* **Required tasks**:
1. Update the Johnny Otis obituary text between "Otis, the son" and "familiar, and new.", inclusive, replacing "Vallejo" with "Oakland".
2. According to the obituary, where did Johnny Otis die?
3. Proceed with the obituary of Johnny Otis, continuing after its final sentence.

--- Start Document ---

By Devon Wendell
This has indeed been a sad week in the world of music with the loss of two giants in the world of r&b, blues, jazz, gospel, and rock ‘n’ roll.
The first, Johnny Otis, r & b pioneer, bandleader, talent scout, drummer, and composer, whose imagination would help transform hit-sculpted r&b into rock ‘n’ roll. Otis passed away at his home in Los Angeles this last Tuesday, January 17th, 2012. Otis was 90.
Otis, the son of two Greek immigrants, was born in Vallejo, California on December 28th, 1921. From an early age he knew how to incorporate everything that was going on around him and turn it into a cohesive package that everyone could understand. This is evident on his 1958 hit “Willie And The Hand Jive,” in which we hear jump blues, soul, jazz, all in a way that was funky, familiar, and new.

--- End Document ---
--- Start Supplied data ---

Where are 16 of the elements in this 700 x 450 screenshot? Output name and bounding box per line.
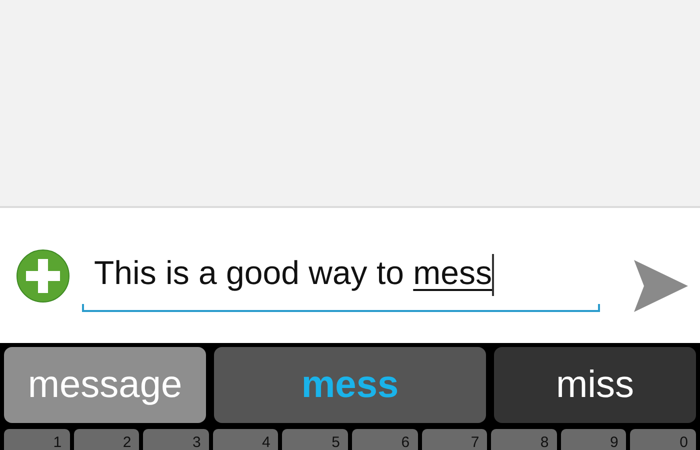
message-input[interactable]: This is a good way to mess (82, 240, 600, 312)
key[interactable]: 3 (143, 429, 209, 450)
key[interactable]: 1 (4, 429, 70, 450)
suggestion[interactable]: message (4, 347, 206, 423)
add-icon[interactable] (16, 248, 70, 302)
suggestion[interactable]: mess (214, 347, 486, 423)
key[interactable]: 4 (212, 429, 278, 450)
suggestion[interactable]: miss (494, 347, 696, 423)
key[interactable]: 6 (352, 429, 418, 450)
key[interactable]: 2 (74, 429, 140, 450)
send-icon[interactable] (632, 258, 690, 314)
key[interactable]: 0 (630, 429, 696, 450)
key[interactable]: 7 (422, 429, 488, 450)
key[interactable]: 5 (282, 429, 348, 450)
key[interactable]: 9 (560, 429, 626, 450)
key[interactable]: 8 (491, 429, 557, 450)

--- End Supplied data ---

* **Expected results**:
1.
Otis, the son of two Greek immigrants, was born in Oakland, California on December 28th, 1921. From an early age he knew how to incorporate everything that was going on around him and turn it into a cohesive package that everyone could understand. This is evident on his 1958 hit “Willie And The Hand Jive,” in which we hear jump blues, soul, jazz, all in a way that was funky, familiar, and new.

2. At his home in Los Angeles.

3.
Among Otis’s discoveries were Jackie Wilson, Johnny Ace, Little Richard, Hank Ballard, and Esther Philips. Otis felt that the most prolific changes in music were happening in the African American communities, which he spoke of openly.
It was evident that Otis had his pulse on the future. He knew what young people wanted before they did. A prime example of that was a tune he penned in 1946 called “Harlem Nocturne,” that was later recorded and made a hit by The Viscounts in 1960 as rock music was blooming.
The Bo Diddley beat was honed and crafted by Otis’s producing skills as he wrote many variations of Diddley’s break out hit in 1955, “Bo Diddley.”
More evidence of the fact Otis had a golden ear was apparent in his most powerfully soulful discovery, Etta James, who passed away Friday, Jan. 20, 2012 — music’s second great loss this week. She was 73 years young and died of complications of leukemia.
If B.B. King is the reigning King Of The Blues, there’s no doubt that Etta was the music’s queen. James was born Jamesetta Hawkins in Los Angeles on January 25th, 1938.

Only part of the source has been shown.